## [Source records]
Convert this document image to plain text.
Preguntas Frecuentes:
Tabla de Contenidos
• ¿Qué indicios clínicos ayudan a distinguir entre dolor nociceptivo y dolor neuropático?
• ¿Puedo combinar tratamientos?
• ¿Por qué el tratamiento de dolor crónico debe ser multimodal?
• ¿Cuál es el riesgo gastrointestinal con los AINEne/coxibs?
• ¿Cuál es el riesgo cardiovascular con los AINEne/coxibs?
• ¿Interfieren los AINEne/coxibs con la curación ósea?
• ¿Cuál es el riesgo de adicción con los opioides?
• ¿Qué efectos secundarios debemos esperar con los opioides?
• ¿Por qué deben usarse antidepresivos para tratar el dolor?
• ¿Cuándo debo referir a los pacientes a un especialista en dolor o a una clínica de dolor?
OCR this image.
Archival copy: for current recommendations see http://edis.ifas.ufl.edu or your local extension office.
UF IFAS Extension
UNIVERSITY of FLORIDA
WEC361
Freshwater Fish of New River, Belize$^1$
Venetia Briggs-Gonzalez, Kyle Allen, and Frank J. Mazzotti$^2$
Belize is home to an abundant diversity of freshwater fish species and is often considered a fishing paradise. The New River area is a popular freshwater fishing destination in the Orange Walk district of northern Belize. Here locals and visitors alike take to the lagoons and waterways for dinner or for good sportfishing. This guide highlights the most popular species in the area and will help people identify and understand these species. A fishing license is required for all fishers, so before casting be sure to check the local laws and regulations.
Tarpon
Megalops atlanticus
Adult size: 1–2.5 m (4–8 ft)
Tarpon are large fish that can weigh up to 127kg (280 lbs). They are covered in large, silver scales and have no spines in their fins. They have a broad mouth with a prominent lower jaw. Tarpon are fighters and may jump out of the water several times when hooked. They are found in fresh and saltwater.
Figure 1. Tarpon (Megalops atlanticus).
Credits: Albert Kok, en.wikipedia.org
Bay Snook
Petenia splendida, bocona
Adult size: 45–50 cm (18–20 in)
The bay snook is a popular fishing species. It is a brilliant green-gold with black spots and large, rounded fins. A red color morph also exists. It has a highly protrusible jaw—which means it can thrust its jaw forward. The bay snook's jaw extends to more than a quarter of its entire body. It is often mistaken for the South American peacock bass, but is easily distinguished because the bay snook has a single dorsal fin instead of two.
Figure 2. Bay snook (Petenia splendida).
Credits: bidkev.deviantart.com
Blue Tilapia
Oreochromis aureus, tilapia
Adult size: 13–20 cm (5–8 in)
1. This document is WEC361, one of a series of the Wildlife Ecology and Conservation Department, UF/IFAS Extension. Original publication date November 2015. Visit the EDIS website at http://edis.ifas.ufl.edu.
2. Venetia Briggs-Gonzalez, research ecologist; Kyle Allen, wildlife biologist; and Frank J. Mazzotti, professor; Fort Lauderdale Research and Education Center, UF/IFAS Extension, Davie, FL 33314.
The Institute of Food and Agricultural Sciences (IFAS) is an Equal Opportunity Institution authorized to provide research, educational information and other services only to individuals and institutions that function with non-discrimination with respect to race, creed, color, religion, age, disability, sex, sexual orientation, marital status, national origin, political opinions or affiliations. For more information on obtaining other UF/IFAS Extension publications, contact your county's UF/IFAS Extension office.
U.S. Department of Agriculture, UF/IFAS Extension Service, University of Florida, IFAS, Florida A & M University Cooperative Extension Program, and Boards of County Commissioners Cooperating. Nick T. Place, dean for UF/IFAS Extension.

## [INSTRUCTIONS FOR THE TASK]
Take the material above and return all of it exactly.

## [OUTPUT BELOW]
Convert this document image to plain text.
Preguntas Frecuentes:
Tabla de Contenidos
• ¿Qué indicios clínicos ayudan a distinguir entre dolor nociceptivo y dolor neuropático?
• ¿Puedo combinar tratamientos?
• ¿Por qué el tratamiento de dolor crónico debe ser multimodal?
• ¿Cuál es el riesgo gastrointestinal con los AINEne/coxibs?
• ¿Cuál es el riesgo cardiovascular con los AINEne/coxibs?
• ¿Interfieren los AINEne/coxibs con la curación ósea?
• ¿Cuál es el riesgo de adicción con los opioides?
• ¿Qué efectos secundarios debemos esperar con los opioides?
• ¿Por qué deben usarse antidepresivos para tratar el dolor?
• ¿Cuándo debo referir a los pacientes a un especialista en dolor o a una clínica de dolor?
OCR this image.
Archival copy: for current recommendations see http://edis.ifas.ufl.edu or your local extension office.
UF IFAS Extension
UNIVERSITY of FLORIDA
WEC361
Freshwater Fish of New River, Belize$^1$
Venetia Briggs-Gonzalez, Kyle Allen, and Frank J. Mazzotti$^2$
Belize is home to an abundant diversity of freshwater fish species and is often considered a fishing paradise. The New River area is a popular freshwater fishing destination in the Orange Walk district of northern Belize. Here locals and visitors alike take to the lagoons and waterways for dinner or for good sportfishing. This guide highlights the most popular species in the area and will help people identify and understand these species. A fishing license is required for all fishers, so before casting be sure to check the local laws and regulations.
Tarpon
Megalops atlanticus
Adult size: 1–2.5 m (4–8 ft)
Tarpon are large fish that can weigh up to 127kg (280 lbs). They are covered in large, silver scales and have no spines in their fins. They have a broad mouth with a prominent lower jaw. Tarpon are fighters and may jump out of the water several times when hooked. They are found in fresh and saltwater.
Figure 1. Tarpon (Megalops atlanticus).
Credits: Albert Kok, en.wikipedia.org
Bay Snook
Petenia splendida, bocona
Adult size: 45–50 cm (18–20 in)
The bay snook is a popular fishing species. It is a brilliant green-gold with black spots and large, rounded fins. A red color morph also exists. It has a highly protrusible jaw—which means it can thrust its jaw forward. The bay snook's jaw extends to more than a quarter of its entire body. It is often mistaken for the South American peacock bass, but is easily distinguished because the bay snook has a single dorsal fin instead of two.
Figure 2. Bay snook (Petenia splendida).
Credits: bidkev.deviantart.com
Blue Tilapia
Oreochromis aureus, tilapia
Adult size: 13–20 cm (5–8 in)
1. This document is WEC361, one of a series of the Wildlife Ecology and Conservation Department, UF/IFAS Extension. Original publication date November 2015. Visit the EDIS website at http://edis.ifas.ufl.edu.
2. Venetia Briggs-Gonzalez, research ecologist; Kyle Allen, wildlife biologist; and Frank J. Mazzotti, professor; Fort Lauderdale Research and Education Center, UF/IFAS Extension, Davie, FL 33314.
The Institute of Food and Agricultural Sciences (IFAS) is an Equal Opportunity Institution authorized to provide research, educational information and other services only to individuals and institutions that function with non-discrimination with respect to race, creed, color, religion, age, disability, sex, sexual orientation, marital status, national origin, political opinions or affiliations. For more information on obtaining other UF/IFAS Extension publications, contact your county's UF/IFAS Extension office.
U.S. Department of Agriculture, UF/IFAS Extension Service, University of Florida, IFAS, Florida A & M University Cooperative Extension Program, and Boards of County Commissioners Cooperating. Nick T. Place, dean for UF/IFAS Extension.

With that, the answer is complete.